§ Material for the task:
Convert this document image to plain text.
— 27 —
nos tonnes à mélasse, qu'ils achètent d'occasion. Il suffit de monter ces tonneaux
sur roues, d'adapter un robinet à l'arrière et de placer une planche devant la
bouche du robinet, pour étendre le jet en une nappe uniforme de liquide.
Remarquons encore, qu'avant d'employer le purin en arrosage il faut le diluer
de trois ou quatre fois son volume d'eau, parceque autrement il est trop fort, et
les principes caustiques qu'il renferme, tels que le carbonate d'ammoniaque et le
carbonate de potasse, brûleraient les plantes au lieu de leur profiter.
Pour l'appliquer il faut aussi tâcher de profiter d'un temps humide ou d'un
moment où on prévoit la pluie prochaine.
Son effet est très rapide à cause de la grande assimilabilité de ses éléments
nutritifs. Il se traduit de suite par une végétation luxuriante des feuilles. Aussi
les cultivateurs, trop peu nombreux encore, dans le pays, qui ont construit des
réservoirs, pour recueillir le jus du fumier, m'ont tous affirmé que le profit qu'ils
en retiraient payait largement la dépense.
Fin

§ Task to complete:
Quote the whole listing above, leaving nothing out.

§ Written solution:
Convert this document image to plain text.
— 27 —
nos tonnes à mélasse, qu'ils achètent d'occasion. Il suffit de monter ces tonneaux
sur roues, d'adapter un robinet à l'arrière et de placer une planche devant la
bouche du robinet, pour étendre le jet en une nappe uniforme de liquide.
Remarquons encore, qu'avant d'employer le purin en arrosage il faut le diluer
de trois ou quatre fois son volume d'eau, parceque autrement il est trop fort, et
les principes caustiques qu'il renferme, tels que le carbonate d'ammoniaque et le
carbonate de potasse, brûleraient les plantes au lieu de leur profiter.
Pour l'appliquer il faut aussi tâcher de profiter d'un temps humide ou d'un
moment où on prévoit la pluie prochaine.
Son effet est très rapide à cause de la grande assimilabilité de ses éléments
nutritifs. Il se traduit de suite par une végétation luxuriante des feuilles. Aussi
les cultivateurs, trop peu nombreux encore, dans le pays, qui ont construit des
réservoirs, pour recueillir le jus du fumier, m'ont tous affirmé que le profit qu'ils
en retiraient payait largement la dépense.
Fin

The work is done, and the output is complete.